• Given data:

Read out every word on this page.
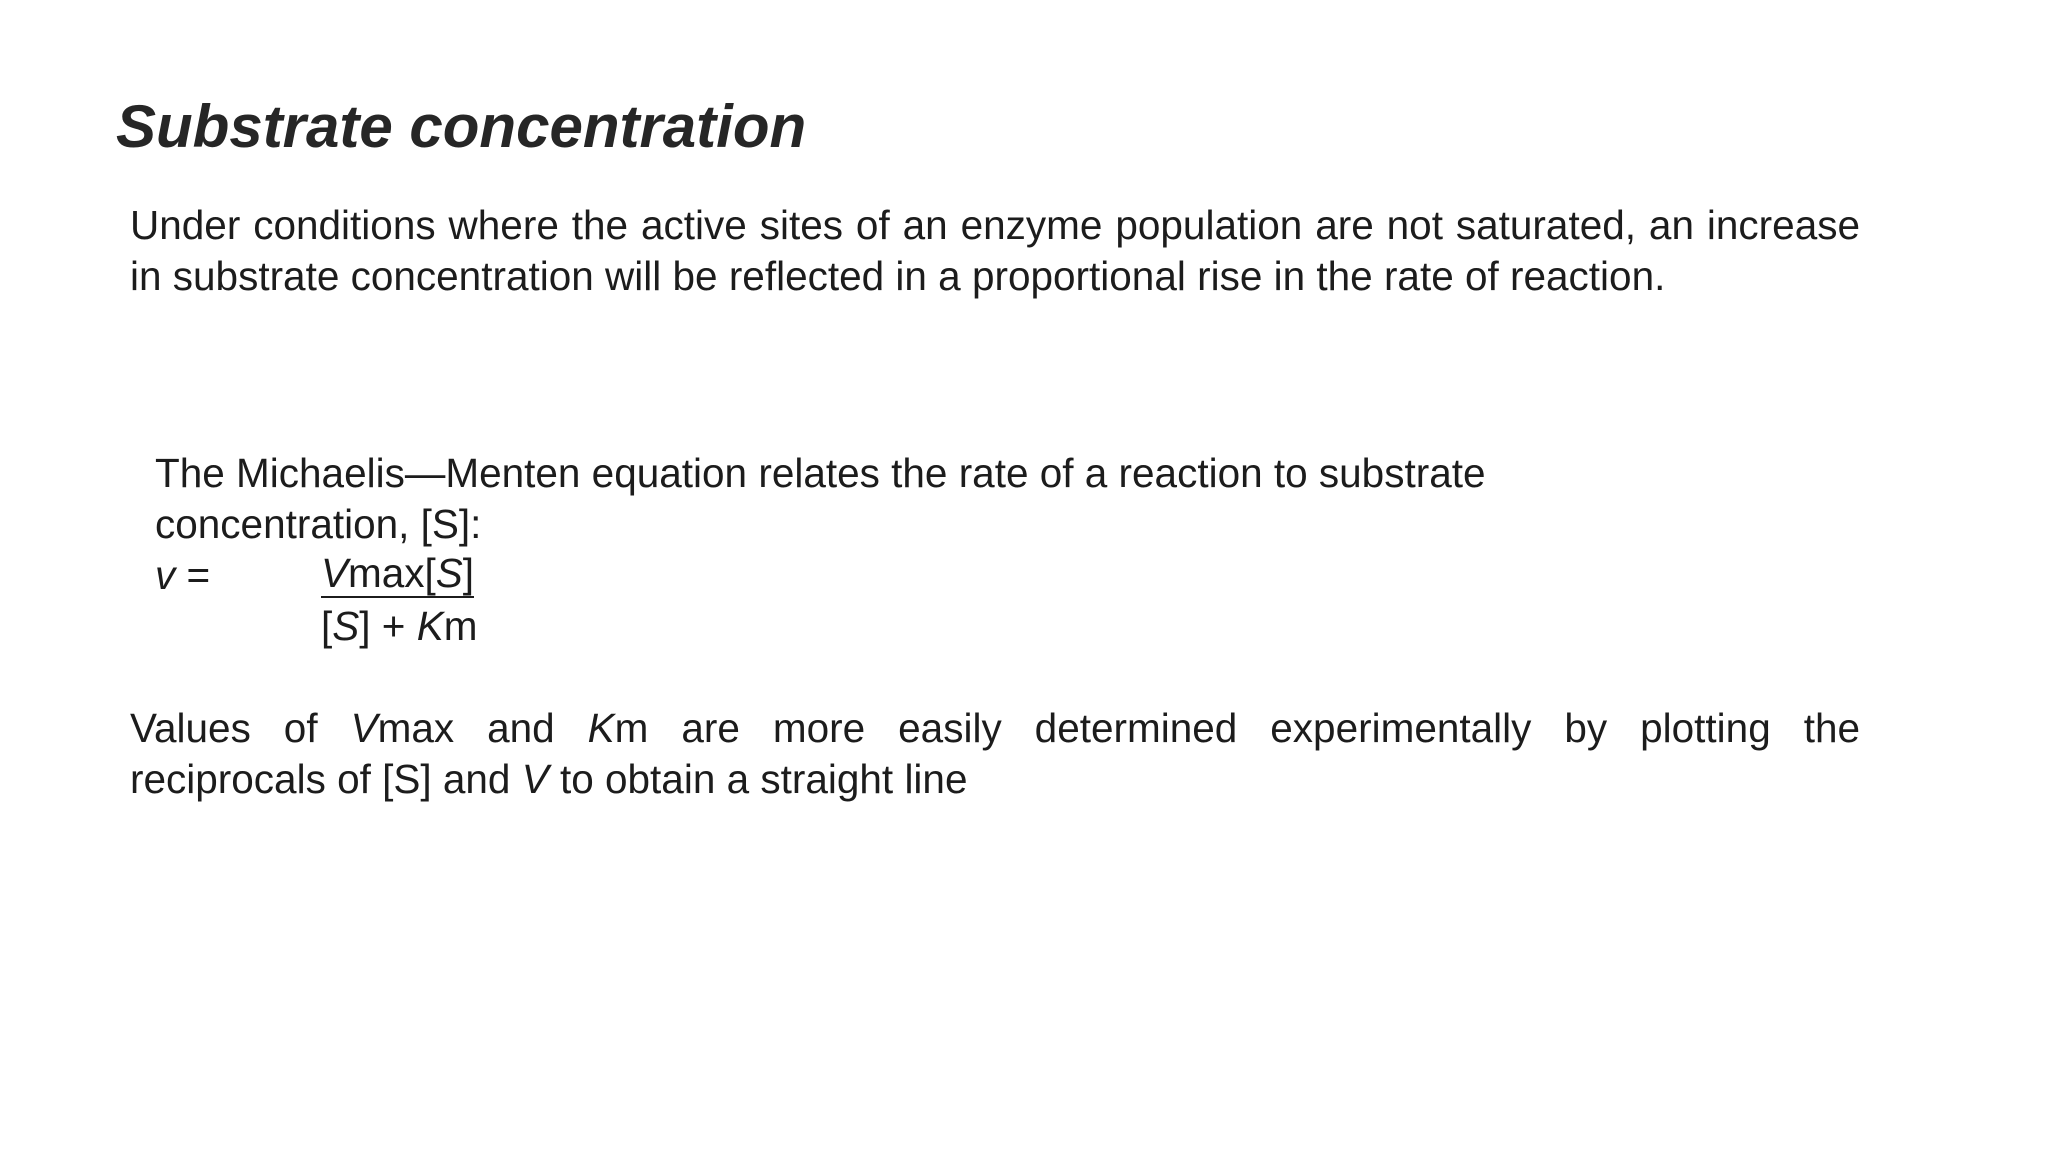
Substrate concentration

Under conditions where the active sites of an enzyme population are not saturated, an increase in substrate concentration will be reflected in a proportional rise in the rate of reaction.

The Michaelis—Menten equation relates the rate of a reaction to substrate
concentration, [S]:
v =	Vmax[S]
[S] + Km
Values of Vmax and Km are more easily determined experimentally by plotting the
reciprocals of [S] and V to obtain a straight line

• Aim of the exercise:
A faithful copy of every record is required, with no pictures included.

• Reply:
Read out every word on this page.
Substrate concentration

Under conditions where the active sites of an enzyme population are not saturated, an increase in substrate concentration will be reflected in a proportional rise in the rate of reaction.

The Michaelis—Menten equation relates the rate of a reaction to substrate
concentration, [S]:
v =	Vmax[S]
[S] + Km
Values of Vmax and Km are more easily determined experimentally by plotting the
reciprocals of [S] and V to obtain a straight line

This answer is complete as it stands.